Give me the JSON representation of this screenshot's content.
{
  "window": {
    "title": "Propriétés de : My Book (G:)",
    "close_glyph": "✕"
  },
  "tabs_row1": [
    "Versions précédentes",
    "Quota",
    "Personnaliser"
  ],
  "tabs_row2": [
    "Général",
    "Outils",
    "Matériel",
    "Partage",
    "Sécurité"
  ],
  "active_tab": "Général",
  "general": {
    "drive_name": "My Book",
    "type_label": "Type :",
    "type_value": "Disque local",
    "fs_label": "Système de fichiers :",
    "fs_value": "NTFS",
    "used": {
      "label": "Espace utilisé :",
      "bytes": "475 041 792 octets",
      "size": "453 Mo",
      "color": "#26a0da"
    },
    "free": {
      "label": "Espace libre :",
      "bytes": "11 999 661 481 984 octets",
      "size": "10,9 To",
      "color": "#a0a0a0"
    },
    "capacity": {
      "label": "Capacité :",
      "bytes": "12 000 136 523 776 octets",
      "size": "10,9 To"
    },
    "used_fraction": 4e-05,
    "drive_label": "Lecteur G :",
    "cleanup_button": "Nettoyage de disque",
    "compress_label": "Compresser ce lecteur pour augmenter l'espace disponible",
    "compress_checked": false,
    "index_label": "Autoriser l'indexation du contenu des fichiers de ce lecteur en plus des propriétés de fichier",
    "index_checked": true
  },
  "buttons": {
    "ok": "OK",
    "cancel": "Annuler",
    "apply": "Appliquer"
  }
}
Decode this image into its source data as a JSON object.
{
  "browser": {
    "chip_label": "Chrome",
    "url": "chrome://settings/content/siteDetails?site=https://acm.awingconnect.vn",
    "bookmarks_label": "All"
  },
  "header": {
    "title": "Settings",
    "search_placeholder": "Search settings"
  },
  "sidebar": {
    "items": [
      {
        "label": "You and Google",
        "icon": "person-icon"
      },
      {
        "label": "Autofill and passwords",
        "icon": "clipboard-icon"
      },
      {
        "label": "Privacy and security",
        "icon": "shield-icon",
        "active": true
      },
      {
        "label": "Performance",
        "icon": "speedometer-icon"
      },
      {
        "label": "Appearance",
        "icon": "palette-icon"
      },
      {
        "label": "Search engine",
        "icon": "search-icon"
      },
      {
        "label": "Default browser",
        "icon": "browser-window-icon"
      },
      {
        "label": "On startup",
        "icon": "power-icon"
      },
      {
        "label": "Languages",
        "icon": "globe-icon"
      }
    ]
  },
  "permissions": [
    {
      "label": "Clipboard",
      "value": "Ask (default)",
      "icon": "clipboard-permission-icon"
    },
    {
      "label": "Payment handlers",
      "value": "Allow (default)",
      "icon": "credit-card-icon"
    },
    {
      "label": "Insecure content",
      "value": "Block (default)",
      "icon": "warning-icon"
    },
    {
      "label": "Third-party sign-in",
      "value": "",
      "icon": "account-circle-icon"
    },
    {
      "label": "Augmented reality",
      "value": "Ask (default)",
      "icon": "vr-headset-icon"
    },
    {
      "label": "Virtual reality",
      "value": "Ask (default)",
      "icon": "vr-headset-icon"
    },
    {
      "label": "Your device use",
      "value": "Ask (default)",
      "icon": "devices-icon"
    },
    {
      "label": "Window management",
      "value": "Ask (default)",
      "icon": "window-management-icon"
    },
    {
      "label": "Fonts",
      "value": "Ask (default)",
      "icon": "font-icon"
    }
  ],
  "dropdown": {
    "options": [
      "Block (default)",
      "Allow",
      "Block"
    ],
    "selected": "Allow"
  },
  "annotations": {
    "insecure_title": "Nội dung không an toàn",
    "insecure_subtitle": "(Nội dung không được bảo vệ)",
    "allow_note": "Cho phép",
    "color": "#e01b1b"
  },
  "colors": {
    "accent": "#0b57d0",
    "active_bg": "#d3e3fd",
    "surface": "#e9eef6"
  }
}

______________________________

List every line above containing the word "dung".

## [Result of the exercise]
    "insecure_title": "Nội dung không an toàn",
    "insecure_subtitle": "(Nội dung không được bảo vệ)",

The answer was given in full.